### Given records

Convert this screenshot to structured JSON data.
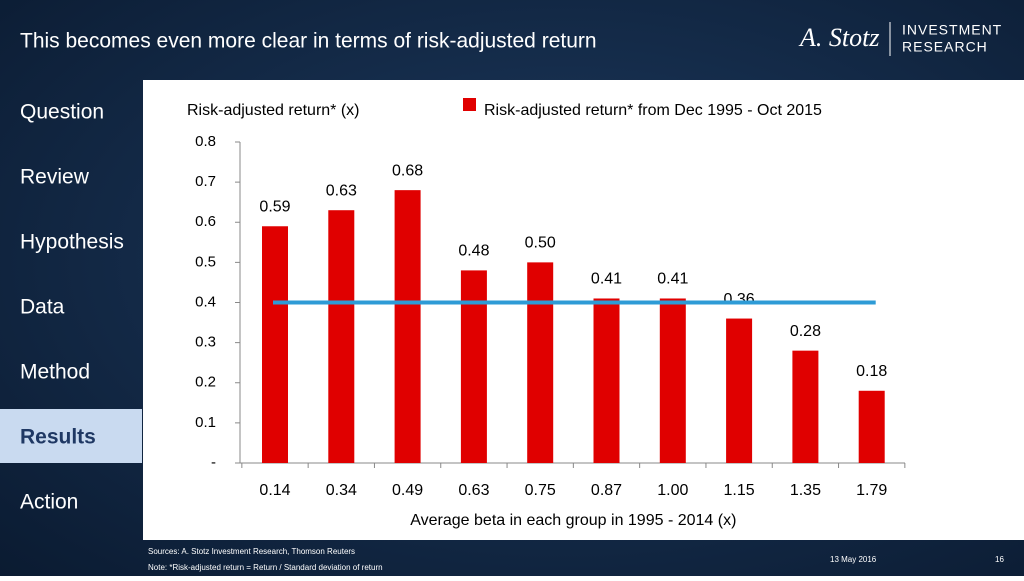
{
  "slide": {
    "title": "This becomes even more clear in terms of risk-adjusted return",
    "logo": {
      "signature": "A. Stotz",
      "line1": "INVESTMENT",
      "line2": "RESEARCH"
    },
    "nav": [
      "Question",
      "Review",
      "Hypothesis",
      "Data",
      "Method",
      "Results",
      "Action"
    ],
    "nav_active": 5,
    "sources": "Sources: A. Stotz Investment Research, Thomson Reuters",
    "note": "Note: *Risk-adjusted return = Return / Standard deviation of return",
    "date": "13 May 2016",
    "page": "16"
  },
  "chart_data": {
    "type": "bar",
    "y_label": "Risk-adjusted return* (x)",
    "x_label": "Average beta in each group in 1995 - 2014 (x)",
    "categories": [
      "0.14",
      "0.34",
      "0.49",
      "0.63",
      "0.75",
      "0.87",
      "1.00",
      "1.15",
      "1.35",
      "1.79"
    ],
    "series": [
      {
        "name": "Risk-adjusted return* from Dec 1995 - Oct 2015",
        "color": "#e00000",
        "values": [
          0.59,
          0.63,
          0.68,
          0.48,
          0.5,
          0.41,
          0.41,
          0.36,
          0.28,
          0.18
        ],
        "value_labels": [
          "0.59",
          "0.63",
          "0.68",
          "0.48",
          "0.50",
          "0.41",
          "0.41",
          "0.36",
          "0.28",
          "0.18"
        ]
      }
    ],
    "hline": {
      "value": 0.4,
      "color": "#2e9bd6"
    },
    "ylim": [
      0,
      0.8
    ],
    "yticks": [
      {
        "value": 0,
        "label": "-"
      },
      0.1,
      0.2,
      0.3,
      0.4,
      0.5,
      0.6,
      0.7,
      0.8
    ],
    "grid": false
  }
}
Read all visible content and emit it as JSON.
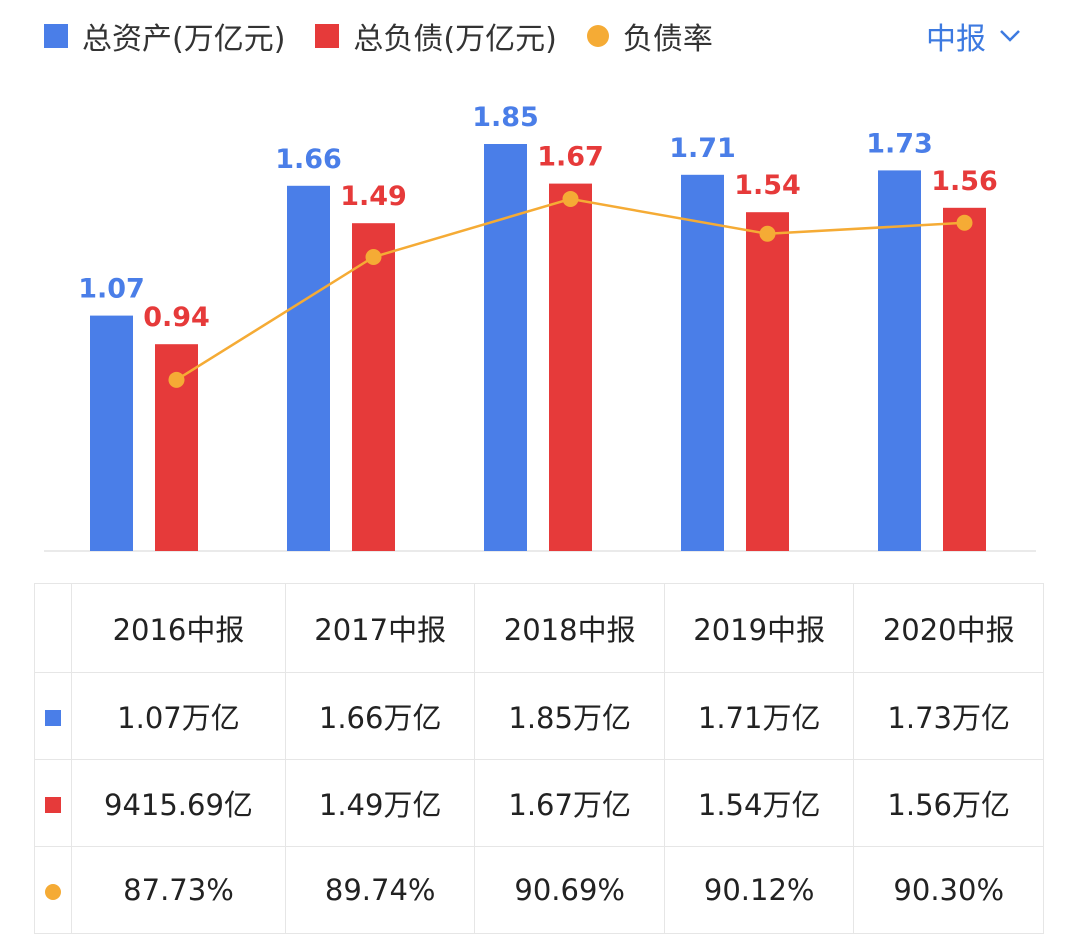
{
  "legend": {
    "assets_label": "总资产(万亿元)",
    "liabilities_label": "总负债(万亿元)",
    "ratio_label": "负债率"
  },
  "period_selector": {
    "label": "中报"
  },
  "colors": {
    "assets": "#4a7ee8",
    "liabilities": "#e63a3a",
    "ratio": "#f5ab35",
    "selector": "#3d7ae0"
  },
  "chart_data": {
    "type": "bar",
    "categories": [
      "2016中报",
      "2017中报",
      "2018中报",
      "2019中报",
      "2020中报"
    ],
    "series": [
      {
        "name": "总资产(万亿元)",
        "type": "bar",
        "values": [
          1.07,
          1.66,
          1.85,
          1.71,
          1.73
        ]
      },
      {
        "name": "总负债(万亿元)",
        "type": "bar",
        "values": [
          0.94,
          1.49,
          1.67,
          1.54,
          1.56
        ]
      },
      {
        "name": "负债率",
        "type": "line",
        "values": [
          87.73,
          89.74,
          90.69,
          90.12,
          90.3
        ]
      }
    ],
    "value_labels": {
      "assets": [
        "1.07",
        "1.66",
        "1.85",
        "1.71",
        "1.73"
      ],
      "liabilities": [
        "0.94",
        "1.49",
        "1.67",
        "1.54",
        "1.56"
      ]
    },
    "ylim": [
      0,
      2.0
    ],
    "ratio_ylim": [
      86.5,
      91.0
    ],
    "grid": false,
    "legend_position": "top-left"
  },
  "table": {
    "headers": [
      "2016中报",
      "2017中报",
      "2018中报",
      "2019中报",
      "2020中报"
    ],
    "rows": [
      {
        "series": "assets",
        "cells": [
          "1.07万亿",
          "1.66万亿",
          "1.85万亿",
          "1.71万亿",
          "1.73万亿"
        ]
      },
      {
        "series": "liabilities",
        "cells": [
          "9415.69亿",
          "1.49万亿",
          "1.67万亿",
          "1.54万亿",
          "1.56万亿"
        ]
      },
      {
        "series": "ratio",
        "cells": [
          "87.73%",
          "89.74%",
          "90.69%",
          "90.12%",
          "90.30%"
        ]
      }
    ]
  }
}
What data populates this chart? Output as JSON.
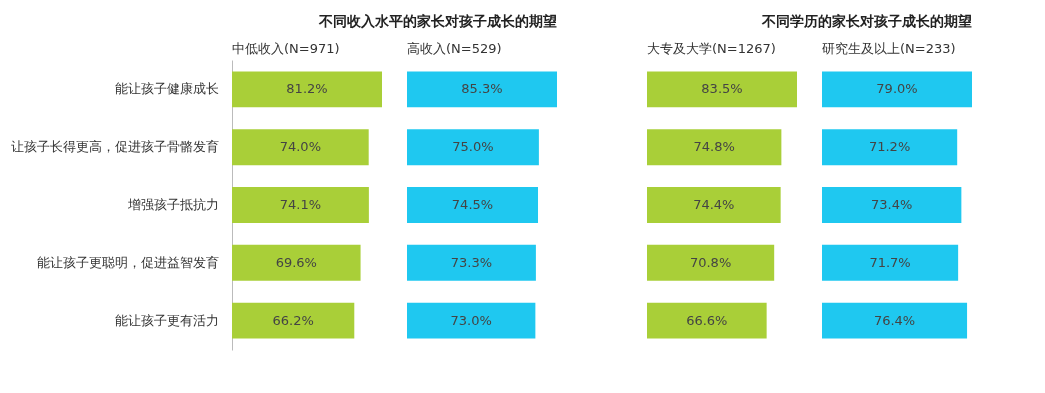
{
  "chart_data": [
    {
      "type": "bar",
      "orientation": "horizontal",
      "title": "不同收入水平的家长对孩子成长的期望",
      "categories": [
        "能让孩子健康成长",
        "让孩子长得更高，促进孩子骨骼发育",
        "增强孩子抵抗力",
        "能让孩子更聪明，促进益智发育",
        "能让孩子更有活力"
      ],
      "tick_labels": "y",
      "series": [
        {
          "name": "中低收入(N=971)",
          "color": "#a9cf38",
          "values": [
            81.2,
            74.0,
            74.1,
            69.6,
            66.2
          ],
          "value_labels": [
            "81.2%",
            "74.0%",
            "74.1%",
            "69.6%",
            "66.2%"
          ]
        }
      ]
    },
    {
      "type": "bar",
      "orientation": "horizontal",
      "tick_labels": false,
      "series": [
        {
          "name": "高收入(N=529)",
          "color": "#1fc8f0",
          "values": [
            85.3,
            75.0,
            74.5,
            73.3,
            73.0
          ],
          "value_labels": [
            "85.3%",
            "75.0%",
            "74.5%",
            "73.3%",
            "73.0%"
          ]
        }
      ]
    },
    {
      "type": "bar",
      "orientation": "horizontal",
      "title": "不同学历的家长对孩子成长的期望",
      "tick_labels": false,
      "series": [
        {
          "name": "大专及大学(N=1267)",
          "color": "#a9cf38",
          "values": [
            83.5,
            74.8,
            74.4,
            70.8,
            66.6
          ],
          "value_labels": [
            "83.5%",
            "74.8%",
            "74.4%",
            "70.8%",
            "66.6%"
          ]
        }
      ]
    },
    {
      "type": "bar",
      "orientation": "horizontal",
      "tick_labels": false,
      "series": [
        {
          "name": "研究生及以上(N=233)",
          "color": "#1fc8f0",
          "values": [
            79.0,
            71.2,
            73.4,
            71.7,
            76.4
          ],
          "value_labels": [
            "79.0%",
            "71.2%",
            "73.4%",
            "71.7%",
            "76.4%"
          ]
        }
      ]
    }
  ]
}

######

* [What to produce] Without the pictures, return all the records precisely as they stand.

* [Result]
Convert this screenshot to structured JSON data.
{
  "slide": {
    "title": "This becomes even more clear in terms of risk-adjusted return",
    "logo": {
      "signature": "A. Stotz",
      "line1": "INVESTMENT",
      "line2": "RESEARCH"
    },
    "nav": [
      "Question",
      "Review",
      "Hypothesis",
      "Data",
      "Method",
      "Results",
      "Action"
    ],
    "nav_active": 5,
    "sources": "Sources: A. Stotz Investment Research, Thomson Reuters",
    "note": "Note: *Risk-adjusted return = Return / Standard deviation of return",
    "date": "13 May 2016",
    "page": "16"
  },
  "chart_data": {
    "type": "bar",
    "y_label": "Risk-adjusted return* (x)",
    "x_label": "Average beta in each group in 1995 - 2014 (x)",
    "categories": [
      "0.14",
      "0.34",
      "0.49",
      "0.63",
      "0.75",
      "0.87",
      "1.00",
      "1.15",
      "1.35",
      "1.79"
    ],
    "series": [
      {
        "name": "Risk-adjusted return* from Dec 1995 - Oct 2015",
        "color": "#e00000",
        "values": [
          0.59,
          0.63,
          0.68,
          0.48,
          0.5,
          0.41,
          0.41,
          0.36,
          0.28,
          0.18
        ],
        "value_labels": [
          "0.59",
          "0.63",
          "0.68",
          "0.48",
          "0.50",
          "0.41",
          "0.41",
          "0.36",
          "0.28",
          "0.18"
        ]
      }
    ],
    "hline": {
      "value": 0.4,
      "color": "#2e9bd6"
    },
    "ylim": [
      0,
      0.8
    ],
    "yticks": [
      {
        "value": 0,
        "label": "-"
      },
      0.1,
      0.2,
      0.3,
      0.4,
      0.5,
      0.6,
      0.7,
      0.8
    ],
    "grid": false
  }
}
Read all visible content and emit it as JSON.
{
  "legend": {
    "assets_label": "总资产(万亿元)",
    "liabilities_label": "总负债(万亿元)",
    "ratio_label": "负债率"
  },
  "period_selector": {
    "label": "中报"
  },
  "colors": {
    "assets": "#4a7ee8",
    "liabilities": "#e63a3a",
    "ratio": "#f5ab35",
    "selector": "#3d7ae0"
  },
  "chart_data": {
    "type": "bar",
    "categories": [
      "2016中报",
      "2017中报",
      "2018中报",
      "2019中报",
      "2020中报"
    ],
    "series": [
      {
        "name": "总资产(万亿元)",
        "type": "bar",
        "values": [
          1.07,
          1.66,
          1.85,
          1.71,
          1.73
        ]
      },
      {
        "name": "总负债(万亿元)",
        "type": "bar",
        "values": [
          0.94,
          1.49,
          1.67,
          1.54,
          1.56
        ]
      },
      {
        "name": "负债率",
        "type": "line",
        "values": [
          87.73,
          89.74,
          90.69,
          90.12,
          90.3
        ]
      }
    ],
    "value_labels": {
      "assets": [
        "1.07",
        "1.66",
        "1.85",
        "1.71",
        "1.73"
      ],
      "liabilities": [
        "0.94",
        "1.49",
        "1.67",
        "1.54",
        "1.56"
      ]
    },
    "ylim": [
      0,
      2.0
    ],
    "ratio_ylim": [
      86.5,
      91.0
    ],
    "grid": false,
    "legend_position": "top-left"
  },
  "table": {
    "headers": [
      "2016中报",
      "2017中报",
      "2018中报",
      "2019中报",
      "2020中报"
    ],
    "rows": [
      {
        "series": "assets",
        "cells": [
          "1.07万亿",
          "1.66万亿",
          "1.85万亿",
          "1.71万亿",
          "1.73万亿"
        ]
      },
      {
        "series": "liabilities",
        "cells": [
          "9415.69亿",
          "1.49万亿",
          "1.67万亿",
          "1.54万亿",
          "1.56万亿"
        ]
      },
      {
        "series": "ratio",
        "cells": [
          "87.73%",
          "89.74%",
          "90.69%",
          "90.12%",
          "90.30%"
        ]
      }
    ]
  }
}
What data populates this chart? Output as JSON.
{
  "chart_data": [
    {
      "type": "bar",
      "orientation": "horizontal",
      "title": "不同收入水平的家长对孩子成长的期望",
      "categories": [
        "能让孩子健康成长",
        "让孩子长得更高，促进孩子骨骼发育",
        "增强孩子抵抗力",
        "能让孩子更聪明，促进益智发育",
        "能让孩子更有活力"
      ],
      "tick_labels": "y",
      "series": [
        {
          "name": "中低收入(N=971)",
          "color": "#a9cf38",
          "values": [
            81.2,
            74.0,
            74.1,
            69.6,
            66.2
          ],
          "value_labels": [
            "81.2%",
            "74.0%",
            "74.1%",
            "69.6%",
            "66.2%"
          ]
        }
      ]
    },
    {
      "type": "bar",
      "orientation": "horizontal",
      "tick_labels": false,
      "series": [
        {
          "name": "高收入(N=529)",
          "color": "#1fc8f0",
          "values": [
            85.3,
            75.0,
            74.5,
            73.3,
            73.0
          ],
          "value_labels": [
            "85.3%",
            "75.0%",
            "74.5%",
            "73.3%",
            "73.0%"
          ]
        }
      ]
    },
    {
      "type": "bar",
      "orientation": "horizontal",
      "title": "不同学历的家长对孩子成长的期望",
      "tick_labels": false,
      "series": [
        {
          "name": "大专及大学(N=1267)",
          "color": "#a9cf38",
          "values": [
            83.5,
            74.8,
            74.4,
            70.8,
            66.6
          ],
          "value_labels": [
            "83.5%",
            "74.8%",
            "74.4%",
            "70.8%",
            "66.6%"
          ]
        }
      ]
    },
    {
      "type": "bar",
      "orientation": "horizontal",
      "tick_labels": false,
      "series": [
        {
          "name": "研究生及以上(N=233)",
          "color": "#1fc8f0",
          "values": [
            79.0,
            71.2,
            73.4,
            71.7,
            76.4
          ],
          "value_labels": [
            "79.0%",
            "71.2%",
            "73.4%",
            "71.7%",
            "76.4%"
          ]
        }
      ]
    }
  ]
}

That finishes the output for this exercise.